## start Data for this exercise

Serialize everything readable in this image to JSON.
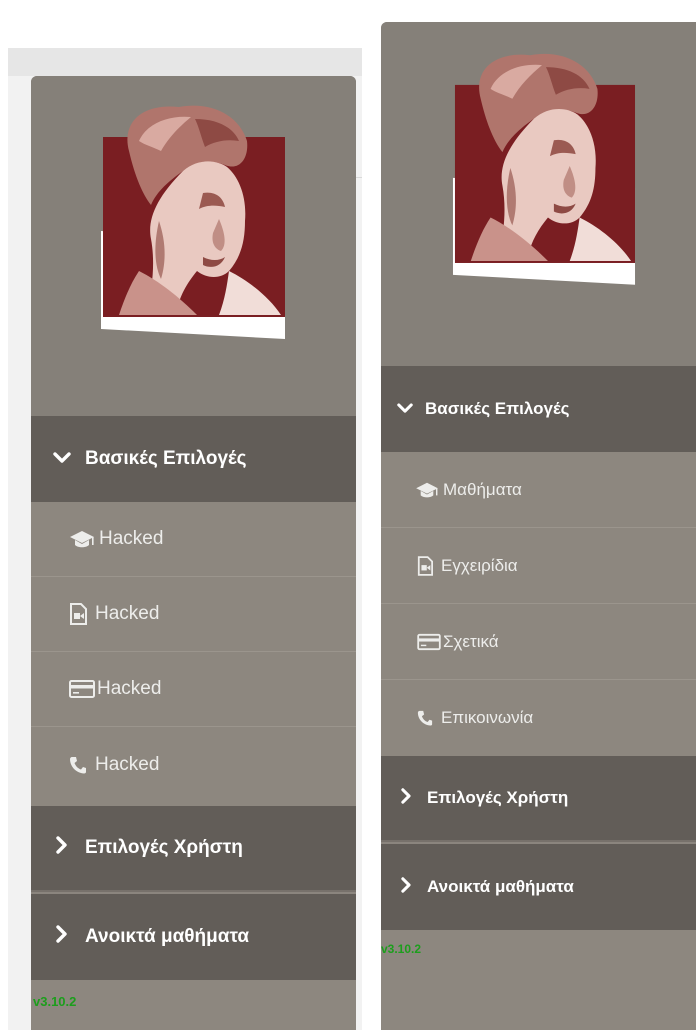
{
  "left": {
    "section_basic": "Βασικές Επιλογές",
    "items": [
      {
        "icon": "graduation-cap-icon",
        "label": "Hacked"
      },
      {
        "icon": "document-video-icon",
        "label": "Hacked"
      },
      {
        "icon": "credit-card-icon",
        "label": "Hacked"
      },
      {
        "icon": "phone-icon",
        "label": "Hacked"
      }
    ],
    "section_user": "Επιλογές Χρήστη",
    "section_open": "Ανοικτά μαθήματα",
    "version": "v3.10.2"
  },
  "right": {
    "section_basic": "Βασικές Επιλογές",
    "items": [
      {
        "icon": "graduation-cap-icon",
        "label": "Μαθήματα"
      },
      {
        "icon": "document-video-icon",
        "label": "Εγχειρίδια"
      },
      {
        "icon": "credit-card-icon",
        "label": "Σχετικά"
      },
      {
        "icon": "phone-icon",
        "label": "Επικοινωνία"
      }
    ],
    "section_user": "Επιλογές Χρήστη",
    "section_open": "Ανοικτά μαθήματα",
    "version": "v3.10.2"
  },
  "colors": {
    "sidebar_bg": "#8d877f",
    "section_bg": "#625d58",
    "logo_red": "#7a1e22",
    "version_green": "#1c9e1c"
  }
}
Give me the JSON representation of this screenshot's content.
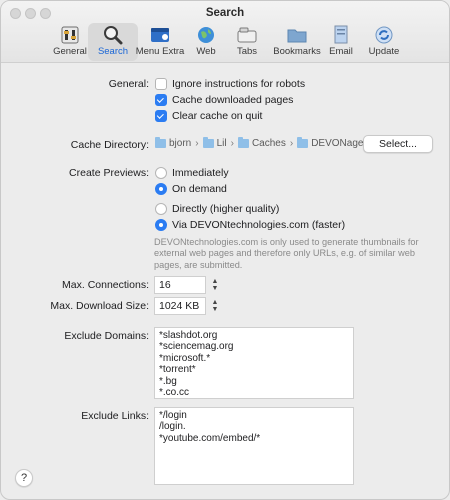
{
  "window": {
    "title": "Search"
  },
  "toolbar": {
    "items": [
      {
        "label": "General",
        "icon": "switches-icon"
      },
      {
        "label": "Search",
        "icon": "magnifier-icon",
        "selected": true
      },
      {
        "label": "Menu Extra",
        "icon": "menu-extra-icon"
      },
      {
        "label": "Web",
        "icon": "globe-icon"
      },
      {
        "label": "Tabs",
        "icon": "tabs-icon"
      },
      {
        "label": "Bookmarks",
        "icon": "folder-icon"
      },
      {
        "label": "Email",
        "icon": "email-icon"
      },
      {
        "label": "Update",
        "icon": "update-icon"
      }
    ]
  },
  "general": {
    "label": "General:",
    "options": [
      {
        "label": "Ignore instructions for robots",
        "checked": false
      },
      {
        "label": "Cache downloaded pages",
        "checked": true
      },
      {
        "label": "Clear cache on quit",
        "checked": true
      }
    ]
  },
  "cache": {
    "label": "Cache Directory:",
    "path": [
      "bjorn",
      "Lil",
      "Caches",
      "DEVONagent"
    ],
    "select_button": "Select..."
  },
  "previews": {
    "label": "Create Previews:",
    "timing": [
      {
        "label": "Immediately",
        "checked": false
      },
      {
        "label": "On demand",
        "checked": true
      }
    ],
    "method": [
      {
        "label": "Directly (higher quality)",
        "checked": false
      },
      {
        "label": "Via DEVONtechnologies.com (faster)",
        "checked": true
      }
    ],
    "note": "DEVONtechnologies.com is only used to generate thumbnails for external web pages and therefore only URLs, e.g. of similar web pages, are submitted."
  },
  "connections": {
    "label": "Max. Connections:",
    "value": "16"
  },
  "download": {
    "label": "Max. Download Size:",
    "value": "1024 KB"
  },
  "exclude_domains": {
    "label": "Exclude Domains:",
    "lines": [
      "*slashdot.org",
      "*sciencemag.org",
      "*microsoft.*",
      "*torrent*",
      "*.bg",
      "*.co.cc"
    ]
  },
  "exclude_links": {
    "label": "Exclude Links:",
    "lines": [
      "*/login",
      "/login.",
      "*youtube.com/embed/*"
    ]
  },
  "help": {
    "label": "?"
  },
  "colors": {
    "accent": "#2b7cf2",
    "selected_label": "#1a66d6"
  }
}
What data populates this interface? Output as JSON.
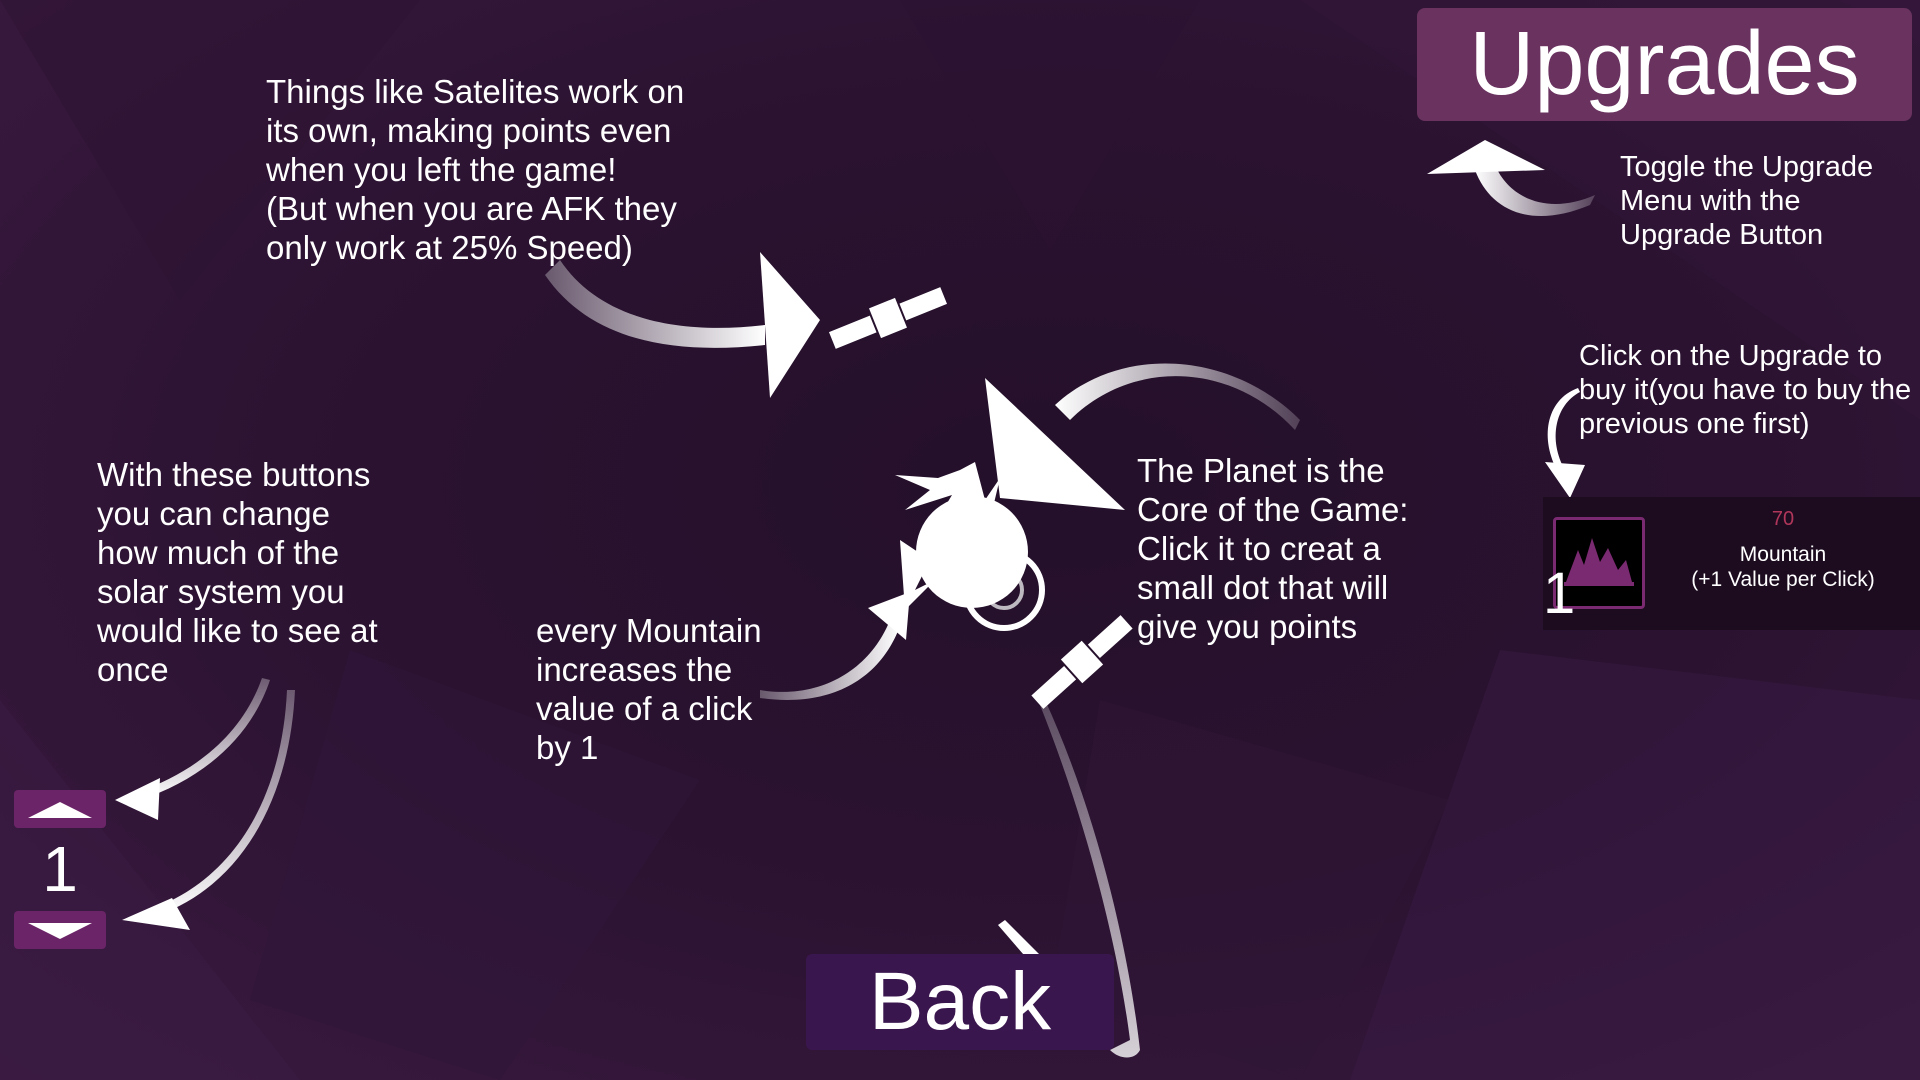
{
  "tips": {
    "satellites": "Things like Satelites work on\nits own, making points even\nwhen you left the game!\n(But when you are AFK they\nonly work at 25% Speed)",
    "toggle_upgrades": "Toggle the Upgrade\nMenu with the\nUpgrade Button",
    "buy_upgrade": "Click on the Upgrade to\nbuy it(you have to buy the\nprevious one first)",
    "planet": "The Planet is the\nCore of the Game:\nClick it to creat a\nsmall dot that will\ngive you points",
    "zoom_buttons": "With these buttons\nyou can change\nhow much of the\nsolar system you\nwould like to see at\nonce",
    "mountain": "every Mountain\nincreases the\nvalue of a click\nby 1"
  },
  "upgrades_button": {
    "label": "Upgrades"
  },
  "back_button": {
    "label": "Back"
  },
  "zoom": {
    "value": "1",
    "up_icon": "chevron-up-icon",
    "down_icon": "chevron-down-icon"
  },
  "upgrade_item": {
    "cost": "70",
    "name": "Mountain\n(+1 Value per Click)",
    "owned": "1",
    "icon": "mountain-icon"
  },
  "colors": {
    "background": "#2a1230",
    "button_purple": "#69325f",
    "back_button": "#3a164e",
    "zoom_button": "#6b2467",
    "cost_text": "#b0365a"
  }
}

## end Data for this exercise

* [Do this]:
Copy out the whole listing exactly, and don't carry over any pictures.

* [Answer to this problem]:
Serialize everything readable in this image to JSON.
{
  "left": {
    "section_basic": "Βασικές Επιλογές",
    "items": [
      {
        "icon": "graduation-cap-icon",
        "label": "Hacked"
      },
      {
        "icon": "document-video-icon",
        "label": "Hacked"
      },
      {
        "icon": "credit-card-icon",
        "label": "Hacked"
      },
      {
        "icon": "phone-icon",
        "label": "Hacked"
      }
    ],
    "section_user": "Επιλογές Χρήστη",
    "section_open": "Ανοικτά μαθήματα",
    "version": "v3.10.2"
  },
  "right": {
    "section_basic": "Βασικές Επιλογές",
    "items": [
      {
        "icon": "graduation-cap-icon",
        "label": "Μαθήματα"
      },
      {
        "icon": "document-video-icon",
        "label": "Εγχειρίδια"
      },
      {
        "icon": "credit-card-icon",
        "label": "Σχετικά"
      },
      {
        "icon": "phone-icon",
        "label": "Επικοινωνία"
      }
    ],
    "section_user": "Επιλογές Χρήστη",
    "section_open": "Ανοικτά μαθήματα",
    "version": "v3.10.2"
  },
  "colors": {
    "sidebar_bg": "#8d877f",
    "section_bg": "#625d58",
    "logo_red": "#7a1e22",
    "version_green": "#1c9e1c"
  }
}
Give me the JSON representation of this screenshot's content.
{
  "window": {
    "title": "Search"
  },
  "toolbar": {
    "items": [
      {
        "label": "General",
        "icon": "switches-icon"
      },
      {
        "label": "Search",
        "icon": "magnifier-icon",
        "selected": true
      },
      {
        "label": "Menu Extra",
        "icon": "menu-extra-icon"
      },
      {
        "label": "Web",
        "icon": "globe-icon"
      },
      {
        "label": "Tabs",
        "icon": "tabs-icon"
      },
      {
        "label": "Bookmarks",
        "icon": "folder-icon"
      },
      {
        "label": "Email",
        "icon": "email-icon"
      },
      {
        "label": "Update",
        "icon": "update-icon"
      }
    ]
  },
  "general": {
    "label": "General:",
    "options": [
      {
        "label": "Ignore instructions for robots",
        "checked": false
      },
      {
        "label": "Cache downloaded pages",
        "checked": true
      },
      {
        "label": "Clear cache on quit",
        "checked": true
      }
    ]
  },
  "cache": {
    "label": "Cache Directory:",
    "path": [
      "bjorn",
      "Lil",
      "Caches",
      "DEVONagent"
    ],
    "select_button": "Select..."
  },
  "previews": {
    "label": "Create Previews:",
    "timing": [
      {
        "label": "Immediately",
        "checked": false
      },
      {
        "label": "On demand",
        "checked": true
      }
    ],
    "method": [
      {
        "label": "Directly (higher quality)",
        "checked": false
      },
      {
        "label": "Via DEVONtechnologies.com (faster)",
        "checked": true
      }
    ],
    "note": "DEVONtechnologies.com is only used to generate thumbnails for external web pages and therefore only URLs, e.g. of similar web pages, are submitted."
  },
  "connections": {
    "label": "Max. Connections:",
    "value": "16"
  },
  "download": {
    "label": "Max. Download Size:",
    "value": "1024 KB"
  },
  "exclude_domains": {
    "label": "Exclude Domains:",
    "lines": [
      "*slashdot.org",
      "*sciencemag.org",
      "*microsoft.*",
      "*torrent*",
      "*.bg",
      "*.co.cc"
    ]
  },
  "exclude_links": {
    "label": "Exclude Links:",
    "lines": [
      "*/login",
      "/login.",
      "*youtube.com/embed/*"
    ]
  },
  "help": {
    "label": "?"
  },
  "colors": {
    "accent": "#2b7cf2",
    "selected_label": "#1a66d6"
  }
}
What data populates this interface? Output as JSON.
{
  "tips": {
    "satellites": "Things like Satelites work on\nits own, making points even\nwhen you left the game!\n(But when you are AFK they\nonly work at 25% Speed)",
    "toggle_upgrades": "Toggle the Upgrade\nMenu with the\nUpgrade Button",
    "buy_upgrade": "Click on the Upgrade to\nbuy it(you have to buy the\nprevious one first)",
    "planet": "The Planet is the\nCore of the Game:\nClick it to creat a\nsmall dot that will\ngive you points",
    "zoom_buttons": "With these buttons\nyou can change\nhow much of the\nsolar system you\nwould like to see at\nonce",
    "mountain": "every Mountain\nincreases the\nvalue of a click\nby 1"
  },
  "upgrades_button": {
    "label": "Upgrades"
  },
  "back_button": {
    "label": "Back"
  },
  "zoom": {
    "value": "1",
    "up_icon": "chevron-up-icon",
    "down_icon": "chevron-down-icon"
  },
  "upgrade_item": {
    "cost": "70",
    "name": "Mountain\n(+1 Value per Click)",
    "owned": "1",
    "icon": "mountain-icon"
  },
  "colors": {
    "background": "#2a1230",
    "button_purple": "#69325f",
    "back_button": "#3a164e",
    "zoom_button": "#6b2467",
    "cost_text": "#b0365a"
  }
}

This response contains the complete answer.